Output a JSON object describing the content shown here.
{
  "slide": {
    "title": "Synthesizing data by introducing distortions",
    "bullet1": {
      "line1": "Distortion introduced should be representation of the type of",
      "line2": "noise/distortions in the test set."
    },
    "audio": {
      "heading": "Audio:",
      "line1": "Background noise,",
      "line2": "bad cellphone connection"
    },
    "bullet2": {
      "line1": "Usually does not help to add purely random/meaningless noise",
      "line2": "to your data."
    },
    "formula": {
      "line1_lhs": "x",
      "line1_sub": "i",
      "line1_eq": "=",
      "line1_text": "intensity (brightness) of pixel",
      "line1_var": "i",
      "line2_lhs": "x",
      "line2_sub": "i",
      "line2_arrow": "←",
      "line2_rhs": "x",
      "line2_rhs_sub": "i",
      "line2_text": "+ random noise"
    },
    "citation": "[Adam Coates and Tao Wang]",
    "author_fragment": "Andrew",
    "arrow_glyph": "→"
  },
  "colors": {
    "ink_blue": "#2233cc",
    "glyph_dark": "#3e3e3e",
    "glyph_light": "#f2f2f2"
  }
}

_WHAT YOU ARE ASKED TO DO_:
Print the whole listing exactly as it is.

_THE OUTPUT_:
Output a JSON object describing the content shown here.
{
  "slide": {
    "title": "Synthesizing data by introducing distortions",
    "bullet1": {
      "line1": "Distortion introduced should be representation of the type of",
      "line2": "noise/distortions in the test set."
    },
    "audio": {
      "heading": "Audio:",
      "line1": "Background noise,",
      "line2": "bad cellphone connection"
    },
    "bullet2": {
      "line1": "Usually does not help to add purely random/meaningless noise",
      "line2": "to your data."
    },
    "formula": {
      "line1_lhs": "x",
      "line1_sub": "i",
      "line1_eq": "=",
      "line1_text": "intensity (brightness) of pixel",
      "line1_var": "i",
      "line2_lhs": "x",
      "line2_sub": "i",
      "line2_arrow": "←",
      "line2_rhs": "x",
      "line2_rhs_sub": "i",
      "line2_text": "+ random noise"
    },
    "citation": "[Adam Coates and Tao Wang]",
    "author_fragment": "Andrew",
    "arrow_glyph": "→"
  },
  "colors": {
    "ink_blue": "#2233cc",
    "glyph_dark": "#3e3e3e",
    "glyph_light": "#f2f2f2"
  }
}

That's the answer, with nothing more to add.